Select, from the material below, each line with "RACZEJ" in it.
[start]
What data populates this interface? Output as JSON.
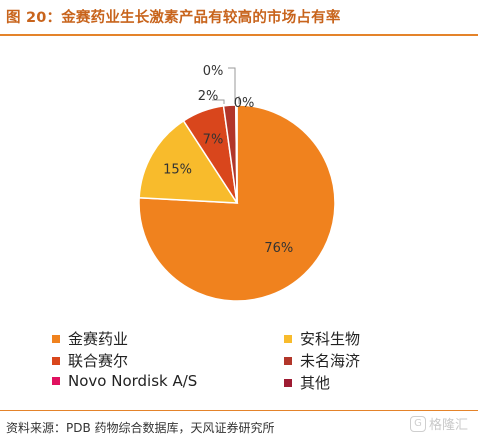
{
  "header": {
    "title": "图 20：金赛药业生长激素产品有较高的市场占有率"
  },
  "footer": {
    "source": "资料来源：PDB 药物综合数据库，天风证券研究所",
    "watermark": "格隆汇"
  },
  "chart_data": {
    "type": "pie",
    "title": "",
    "legend_position": "bottom",
    "slices": [
      {
        "name": "金赛药业",
        "value": 76,
        "label": "76%",
        "color": "#f0821e"
      },
      {
        "name": "安科生物",
        "value": 15,
        "label": "15%",
        "color": "#f8bb2c"
      },
      {
        "name": "联合赛尔",
        "value": 7,
        "label": "7%",
        "color": "#d9461c"
      },
      {
        "name": "未名海济",
        "value": 2,
        "label": "2%",
        "color": "#b2362a"
      },
      {
        "name": "Novo Nordisk A/S",
        "value": 0.1,
        "label": "0%",
        "color": "#e0115f"
      },
      {
        "name": "其他",
        "value": 0.1,
        "label": "0%",
        "color": "#9e1b32"
      }
    ]
  }
}
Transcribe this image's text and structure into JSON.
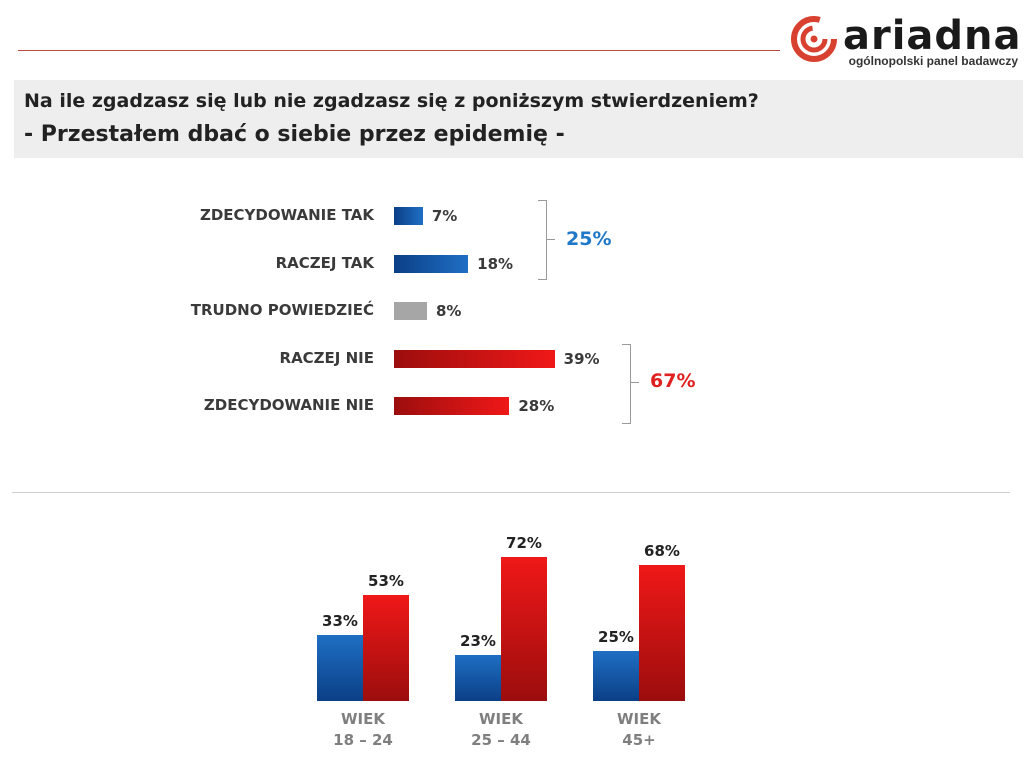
{
  "logo": {
    "word": "ariadna",
    "tagline": "ogólnopolski panel badawczy"
  },
  "header": {
    "question": "Na ile zgadzasz się lub nie zgadzasz się z poniższym stwierdzeniem?",
    "statement": "- Przestałem dbać o siebie przez epidemię -"
  },
  "colors": {
    "blue": "#1f6fc4",
    "blue_dark": "#0b3f86",
    "red": "#f01818",
    "red_dark": "#9c0d0d",
    "gray": "#a6a6a6",
    "total_blue": "#1f78c8",
    "total_red": "#e01f1f"
  },
  "chart_data": [
    {
      "type": "bar",
      "orientation": "horizontal",
      "categories": [
        "ZDECYDOWANIE TAK",
        "RACZEJ TAK",
        "TRUDNO POWIEDZIEĆ",
        "RACZEJ NIE",
        "ZDECYDOWANIE NIE"
      ],
      "values": [
        7,
        18,
        8,
        39,
        28
      ],
      "value_labels": [
        "7%",
        "18%",
        "8%",
        "39%",
        "28%"
      ],
      "bar_colors": [
        "blue",
        "blue",
        "gray",
        "red",
        "red"
      ],
      "totals": [
        {
          "label": "25%",
          "value": 25,
          "covers": [
            "ZDECYDOWANIE TAK",
            "RACZEJ TAK"
          ],
          "color": "blue"
        },
        {
          "label": "67%",
          "value": 67,
          "covers": [
            "RACZEJ NIE",
            "ZDECYDOWANIE NIE"
          ],
          "color": "red"
        }
      ]
    },
    {
      "type": "bar",
      "orientation": "vertical",
      "categories": [
        [
          "WIEK",
          "18 – 24"
        ],
        [
          "WIEK",
          "25 – 44"
        ],
        [
          "WIEK",
          "45+"
        ]
      ],
      "series": [
        {
          "values": [
            33,
            23,
            25
          ],
          "labels": [
            "33%",
            "23%",
            "25%"
          ],
          "color": "blue"
        },
        {
          "values": [
            53,
            72,
            68
          ],
          "labels": [
            "53%",
            "72%",
            "68%"
          ],
          "color": "red"
        }
      ]
    }
  ]
}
[end]
*EXERCISE SOLUTION:*
        "RACZEJ TAK",
        "RACZEJ NIE",
            "RACZEJ TAK"
            "RACZEJ NIE",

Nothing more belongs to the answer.